# REQUIRED TASK
Transcribe all records exactly.

# MATERIAL FOR THIS TASK
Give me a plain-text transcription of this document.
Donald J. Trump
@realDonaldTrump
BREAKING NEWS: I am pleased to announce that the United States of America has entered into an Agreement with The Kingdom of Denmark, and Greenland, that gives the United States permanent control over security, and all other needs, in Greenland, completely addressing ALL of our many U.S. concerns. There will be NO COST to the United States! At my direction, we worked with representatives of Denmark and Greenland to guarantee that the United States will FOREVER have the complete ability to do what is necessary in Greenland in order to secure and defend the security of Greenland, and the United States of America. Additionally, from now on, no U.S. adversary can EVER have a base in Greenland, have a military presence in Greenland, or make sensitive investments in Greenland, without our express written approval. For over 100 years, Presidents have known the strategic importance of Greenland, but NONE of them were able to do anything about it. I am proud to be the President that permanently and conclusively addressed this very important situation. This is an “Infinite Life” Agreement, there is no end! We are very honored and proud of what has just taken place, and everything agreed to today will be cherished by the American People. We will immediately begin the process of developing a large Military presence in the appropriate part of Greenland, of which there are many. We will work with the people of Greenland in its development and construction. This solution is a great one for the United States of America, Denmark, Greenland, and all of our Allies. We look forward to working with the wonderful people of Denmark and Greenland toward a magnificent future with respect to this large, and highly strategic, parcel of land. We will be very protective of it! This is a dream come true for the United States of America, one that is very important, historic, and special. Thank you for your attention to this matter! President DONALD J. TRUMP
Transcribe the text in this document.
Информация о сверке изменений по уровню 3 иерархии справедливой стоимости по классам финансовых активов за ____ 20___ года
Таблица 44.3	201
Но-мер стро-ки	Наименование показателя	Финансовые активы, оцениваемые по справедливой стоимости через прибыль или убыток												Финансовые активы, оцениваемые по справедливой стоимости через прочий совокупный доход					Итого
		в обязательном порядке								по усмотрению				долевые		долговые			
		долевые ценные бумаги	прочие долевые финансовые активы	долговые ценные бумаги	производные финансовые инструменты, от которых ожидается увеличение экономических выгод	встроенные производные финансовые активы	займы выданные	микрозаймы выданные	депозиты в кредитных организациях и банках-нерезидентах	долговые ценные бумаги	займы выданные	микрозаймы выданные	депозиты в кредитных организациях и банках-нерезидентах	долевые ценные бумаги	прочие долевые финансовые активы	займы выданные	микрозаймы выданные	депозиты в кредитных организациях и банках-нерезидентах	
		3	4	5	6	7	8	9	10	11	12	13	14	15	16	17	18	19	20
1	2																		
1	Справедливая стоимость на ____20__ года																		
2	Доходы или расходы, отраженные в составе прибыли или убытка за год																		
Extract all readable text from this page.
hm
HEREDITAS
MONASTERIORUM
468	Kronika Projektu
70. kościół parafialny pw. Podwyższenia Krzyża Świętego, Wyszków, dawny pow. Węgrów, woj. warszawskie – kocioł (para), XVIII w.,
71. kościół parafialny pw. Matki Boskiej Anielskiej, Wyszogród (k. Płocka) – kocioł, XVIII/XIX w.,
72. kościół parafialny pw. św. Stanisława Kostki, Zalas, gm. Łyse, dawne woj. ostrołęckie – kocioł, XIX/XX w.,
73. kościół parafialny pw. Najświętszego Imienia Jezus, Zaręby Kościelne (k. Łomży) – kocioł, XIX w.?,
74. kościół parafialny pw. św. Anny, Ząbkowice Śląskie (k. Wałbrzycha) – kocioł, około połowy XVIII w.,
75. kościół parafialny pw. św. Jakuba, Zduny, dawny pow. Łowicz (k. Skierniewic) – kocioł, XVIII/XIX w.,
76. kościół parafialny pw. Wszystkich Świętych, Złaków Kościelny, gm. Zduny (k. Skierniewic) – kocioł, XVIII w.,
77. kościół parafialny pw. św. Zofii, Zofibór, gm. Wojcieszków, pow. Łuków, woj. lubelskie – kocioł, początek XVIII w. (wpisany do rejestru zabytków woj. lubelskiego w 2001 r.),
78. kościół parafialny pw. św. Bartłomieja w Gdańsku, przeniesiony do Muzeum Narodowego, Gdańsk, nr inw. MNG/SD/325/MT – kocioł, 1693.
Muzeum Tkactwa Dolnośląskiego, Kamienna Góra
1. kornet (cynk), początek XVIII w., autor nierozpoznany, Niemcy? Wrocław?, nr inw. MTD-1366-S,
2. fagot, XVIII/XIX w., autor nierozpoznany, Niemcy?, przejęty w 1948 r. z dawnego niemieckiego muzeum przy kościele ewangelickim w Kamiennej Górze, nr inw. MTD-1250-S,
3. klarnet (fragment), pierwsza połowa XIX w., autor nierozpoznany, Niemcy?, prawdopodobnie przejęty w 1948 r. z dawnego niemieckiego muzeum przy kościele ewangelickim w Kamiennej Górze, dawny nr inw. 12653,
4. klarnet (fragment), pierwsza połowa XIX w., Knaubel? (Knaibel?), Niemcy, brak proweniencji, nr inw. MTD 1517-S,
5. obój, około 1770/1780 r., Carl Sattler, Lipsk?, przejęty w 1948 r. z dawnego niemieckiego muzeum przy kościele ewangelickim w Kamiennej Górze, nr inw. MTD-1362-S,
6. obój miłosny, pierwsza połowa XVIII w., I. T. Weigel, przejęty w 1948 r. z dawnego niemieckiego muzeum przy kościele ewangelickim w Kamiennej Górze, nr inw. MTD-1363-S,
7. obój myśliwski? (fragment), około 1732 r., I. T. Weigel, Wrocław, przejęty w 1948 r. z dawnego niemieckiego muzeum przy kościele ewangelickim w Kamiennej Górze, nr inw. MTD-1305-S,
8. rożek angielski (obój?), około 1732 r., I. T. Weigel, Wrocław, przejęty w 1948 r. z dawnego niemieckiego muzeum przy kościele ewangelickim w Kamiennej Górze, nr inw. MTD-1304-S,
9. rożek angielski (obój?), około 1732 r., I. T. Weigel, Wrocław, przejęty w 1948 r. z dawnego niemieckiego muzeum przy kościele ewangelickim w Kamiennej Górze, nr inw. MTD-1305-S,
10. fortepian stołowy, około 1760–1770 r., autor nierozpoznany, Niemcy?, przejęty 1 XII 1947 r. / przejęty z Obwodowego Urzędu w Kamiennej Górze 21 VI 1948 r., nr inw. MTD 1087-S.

# EXERCISE RESULT
Give me a plain-text transcription of this document.
Donald J. Trump
@realDonaldTrump
BREAKING NEWS: I am pleased to announce that the United States of America has entered into an Agreement with The Kingdom of Denmark, and Greenland, that gives the United States permanent control over security, and all other needs, in Greenland, completely addressing ALL of our many U.S. concerns. There will be NO COST to the United States! At my direction, we worked with representatives of Denmark and Greenland to guarantee that the United States will FOREVER have the complete ability to do what is necessary in Greenland in order to secure and defend the security of Greenland, and the United States of America. Additionally, from now on, no U.S. adversary can EVER have a base in Greenland, have a military presence in Greenland, or make sensitive investments in Greenland, without our express written approval. For over 100 years, Presidents have known the strategic importance of Greenland, but NONE of them were able to do anything about it. I am proud to be the President that permanently and conclusively addressed this very important situation. This is an “Infinite Life” Agreement, there is no end! We are very honored and proud of what has just taken place, and everything agreed to today will be cherished by the American People. We will immediately begin the process of developing a large Military presence in the appropriate part of Greenland, of which there are many. We will work with the people of Greenland in its development and construction. This solution is a great one for the United States of America, Denmark, Greenland, and all of our Allies. We look forward to working with the wonderful people of Denmark and Greenland toward a magnificent future with respect to this large, and highly strategic, parcel of land. We will be very protective of it! This is a dream come true for the United States of America, one that is very important, historic, and special. Thank you for your attention to this matter! President DONALD J. TRUMP
Transcribe the text in this document.
Информация о сверке изменений по уровню 3 иерархии справедливой стоимости по классам финансовых активов за ____ 20___ года
Таблица 44.3	201
Но-мер стро-ки	Наименование показателя	Финансовые активы, оцениваемые по справедливой стоимости через прибыль или убыток												Финансовые активы, оцениваемые по справедливой стоимости через прочий совокупный доход					Итого
		в обязательном порядке								по усмотрению				долевые		долговые			
		долевые ценные бумаги	прочие долевые финансовые активы	долговые ценные бумаги	производные финансовые инструменты, от которых ожидается увеличение экономических выгод	встроенные производные финансовые активы	займы выданные	микрозаймы выданные	депозиты в кредитных организациях и банках-нерезидентах	долговые ценные бумаги	займы выданные	микрозаймы выданные	депозиты в кредитных организациях и банках-нерезидентах	долевые ценные бумаги	прочие долевые финансовые активы	займы выданные	микрозаймы выданные	депозиты в кредитных организациях и банках-нерезидентах	
		3	4	5	6	7	8	9	10	11	12	13	14	15	16	17	18	19	20
1	2																		
1	Справедливая стоимость на ____20__ года																		
2	Доходы или расходы, отраженные в составе прибыли или убытка за год																		
Extract all readable text from this page.
hm
HEREDITAS
MONASTERIORUM
468	Kronika Projektu
70. kościół parafialny pw. Podwyższenia Krzyża Świętego, Wyszków, dawny pow. Węgrów, woj. warszawskie – kocioł (para), XVIII w.,
71. kościół parafialny pw. Matki Boskiej Anielskiej, Wyszogród (k. Płocka) – kocioł, XVIII/XIX w.,
72. kościół parafialny pw. św. Stanisława Kostki, Zalas, gm. Łyse, dawne woj. ostrołęckie – kocioł, XIX/XX w.,
73. kościół parafialny pw. Najświętszego Imienia Jezus, Zaręby Kościelne (k. Łomży) – kocioł, XIX w.?,
74. kościół parafialny pw. św. Anny, Ząbkowice Śląskie (k. Wałbrzycha) – kocioł, około połowy XVIII w.,
75. kościół parafialny pw. św. Jakuba, Zduny, dawny pow. Łowicz (k. Skierniewic) – kocioł, XVIII/XIX w.,
76. kościół parafialny pw. Wszystkich Świętych, Złaków Kościelny, gm. Zduny (k. Skierniewic) – kocioł, XVIII w.,
77. kościół parafialny pw. św. Zofii, Zofibór, gm. Wojcieszków, pow. Łuków, woj. lubelskie – kocioł, początek XVIII w. (wpisany do rejestru zabytków woj. lubelskiego w 2001 r.),
78. kościół parafialny pw. św. Bartłomieja w Gdańsku, przeniesiony do Muzeum Narodowego, Gdańsk, nr inw. MNG/SD/325/MT – kocioł, 1693.
Muzeum Tkactwa Dolnośląskiego, Kamienna Góra
1. kornet (cynk), początek XVIII w., autor nierozpoznany, Niemcy? Wrocław?, nr inw. MTD-1366-S,
2. fagot, XVIII/XIX w., autor nierozpoznany, Niemcy?, przejęty w 1948 r. z dawnego niemieckiego muzeum przy kościele ewangelickim w Kamiennej Górze, nr inw. MTD-1250-S,
3. klarnet (fragment), pierwsza połowa XIX w., autor nierozpoznany, Niemcy?, prawdopodobnie przejęty w 1948 r. z dawnego niemieckiego muzeum przy kościele ewangelickim w Kamiennej Górze, dawny nr inw. 12653,
4. klarnet (fragment), pierwsza połowa XIX w., Knaubel? (Knaibel?), Niemcy, brak proweniencji, nr inw. MTD 1517-S,
5. obój, około 1770/1780 r., Carl Sattler, Lipsk?, przejęty w 1948 r. z dawnego niemieckiego muzeum przy kościele ewangelickim w Kamiennej Górze, nr inw. MTD-1362-S,
6. obój miłosny, pierwsza połowa XVIII w., I. T. Weigel, przejęty w 1948 r. z dawnego niemieckiego muzeum przy kościele ewangelickim w Kamiennej Górze, nr inw. MTD-1363-S,
7. obój myśliwski? (fragment), około 1732 r., I. T. Weigel, Wrocław, przejęty w 1948 r. z dawnego niemieckiego muzeum przy kościele ewangelickim w Kamiennej Górze, nr inw. MTD-1305-S,
8. rożek angielski (obój?), około 1732 r., I. T. Weigel, Wrocław, przejęty w 1948 r. z dawnego niemieckiego muzeum przy kościele ewangelickim w Kamiennej Górze, nr inw. MTD-1304-S,
9. rożek angielski (obój?), około 1732 r., I. T. Weigel, Wrocław, przejęty w 1948 r. z dawnego niemieckiego muzeum przy kościele ewangelickim w Kamiennej Górze, nr inw. MTD-1305-S,
10. fortepian stołowy, około 1760–1770 r., autor nierozpoznany, Niemcy?, przejęty 1 XII 1947 r. / przejęty z Obwodowego Urzędu w Kamiennej Górze 21 VI 1948 r., nr inw. MTD 1087-S.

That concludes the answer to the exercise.